What follows is a block of records; restate each one word for word.
──────── Material for the task ────────
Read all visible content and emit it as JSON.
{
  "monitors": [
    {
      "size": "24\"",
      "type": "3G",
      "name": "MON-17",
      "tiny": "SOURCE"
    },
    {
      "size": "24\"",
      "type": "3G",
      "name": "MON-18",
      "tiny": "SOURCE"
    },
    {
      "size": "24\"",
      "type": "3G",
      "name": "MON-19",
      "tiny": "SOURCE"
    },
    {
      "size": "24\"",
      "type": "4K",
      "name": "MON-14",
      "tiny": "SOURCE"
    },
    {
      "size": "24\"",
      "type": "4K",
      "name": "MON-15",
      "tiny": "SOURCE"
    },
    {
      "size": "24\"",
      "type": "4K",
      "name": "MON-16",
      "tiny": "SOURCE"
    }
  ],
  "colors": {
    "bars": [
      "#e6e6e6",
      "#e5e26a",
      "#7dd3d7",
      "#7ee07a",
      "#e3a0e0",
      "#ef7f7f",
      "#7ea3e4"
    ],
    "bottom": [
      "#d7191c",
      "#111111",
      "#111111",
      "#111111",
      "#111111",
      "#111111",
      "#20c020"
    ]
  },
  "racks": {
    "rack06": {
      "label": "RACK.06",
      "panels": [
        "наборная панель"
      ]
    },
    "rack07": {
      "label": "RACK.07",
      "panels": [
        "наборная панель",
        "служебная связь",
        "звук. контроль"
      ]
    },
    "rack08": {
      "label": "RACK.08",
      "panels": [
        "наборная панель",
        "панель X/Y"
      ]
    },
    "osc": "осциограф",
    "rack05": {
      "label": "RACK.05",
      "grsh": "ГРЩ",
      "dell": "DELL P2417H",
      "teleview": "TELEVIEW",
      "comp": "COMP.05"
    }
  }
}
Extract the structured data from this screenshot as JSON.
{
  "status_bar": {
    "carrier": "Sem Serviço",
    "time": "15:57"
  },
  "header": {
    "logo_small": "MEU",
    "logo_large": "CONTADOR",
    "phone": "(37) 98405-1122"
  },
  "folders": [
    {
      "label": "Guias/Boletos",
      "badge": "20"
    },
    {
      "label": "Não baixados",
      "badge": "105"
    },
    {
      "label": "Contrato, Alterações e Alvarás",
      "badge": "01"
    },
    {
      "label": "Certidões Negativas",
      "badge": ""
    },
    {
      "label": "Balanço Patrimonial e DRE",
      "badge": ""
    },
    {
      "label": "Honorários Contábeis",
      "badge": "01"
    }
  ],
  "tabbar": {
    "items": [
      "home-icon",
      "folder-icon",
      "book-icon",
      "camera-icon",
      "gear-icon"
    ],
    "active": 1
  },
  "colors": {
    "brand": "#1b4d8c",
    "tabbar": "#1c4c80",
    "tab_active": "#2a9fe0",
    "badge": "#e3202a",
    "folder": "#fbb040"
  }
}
────────
• **Right answer**:
Read all visible content and emit it as JSON.
{
  "monitors": [
    {
      "size": "24\"",
      "type": "3G",
      "name": "MON-17",
      "tiny": "SOURCE"
    },
    {
      "size": "24\"",
      "type": "3G",
      "name": "MON-18",
      "tiny": "SOURCE"
    },
    {
      "size": "24\"",
      "type": "3G",
      "name": "MON-19",
      "tiny": "SOURCE"
    },
    {
      "size": "24\"",
      "type": "4K",
      "name": "MON-14",
      "tiny": "SOURCE"
    },
    {
      "size": "24\"",
      "type": "4K",
      "name": "MON-15",
      "tiny": "SOURCE"
    },
    {
      "size": "24\"",
      "type": "4K",
      "name": "MON-16",
      "tiny": "SOURCE"
    }
  ],
  "colors": {
    "bars": [
      "#e6e6e6",
      "#e5e26a",
      "#7dd3d7",
      "#7ee07a",
      "#e3a0e0",
      "#ef7f7f",
      "#7ea3e4"
    ],
    "bottom": [
      "#d7191c",
      "#111111",
      "#111111",
      "#111111",
      "#111111",
      "#111111",
      "#20c020"
    ]
  },
  "racks": {
    "rack06": {
      "label": "RACK.06",
      "panels": [
        "наборная панель"
      ]
    },
    "rack07": {
      "label": "RACK.07",
      "panels": [
        "наборная панель",
        "служебная связь",
        "звук. контроль"
      ]
    },
    "rack08": {
      "label": "RACK.08",
      "panels": [
        "наборная панель",
        "панель X/Y"
      ]
    },
    "osc": "осциограф",
    "rack05": {
      "label": "RACK.05",
      "grsh": "ГРЩ",
      "dell": "DELL P2417H",
      "teleview": "TELEVIEW",
      "comp": "COMP.05"
    }
  }
}
Extract the structured data from this screenshot as JSON.
{
  "status_bar": {
    "carrier": "Sem Serviço",
    "time": "15:57"
  },
  "header": {
    "logo_small": "MEU",
    "logo_large": "CONTADOR",
    "phone": "(37) 98405-1122"
  },
  "folders": [
    {
      "label": "Guias/Boletos",
      "badge": "20"
    },
    {
      "label": "Não baixados",
      "badge": "105"
    },
    {
      "label": "Contrato, Alterações e Alvarás",
      "badge": "01"
    },
    {
      "label": "Certidões Negativas",
      "badge": ""
    },
    {
      "label": "Balanço Patrimonial e DRE",
      "badge": ""
    },
    {
      "label": "Honorários Contábeis",
      "badge": "01"
    }
  ],
  "tabbar": {
    "items": [
      "home-icon",
      "folder-icon",
      "book-icon",
      "camera-icon",
      "gear-icon"
    ],
    "active": 1
  },
  "colors": {
    "brand": "#1b4d8c",
    "tabbar": "#1c4c80",
    "tab_active": "#2a9fe0",
    "badge": "#e3202a",
    "folder": "#fbb040"
  }
}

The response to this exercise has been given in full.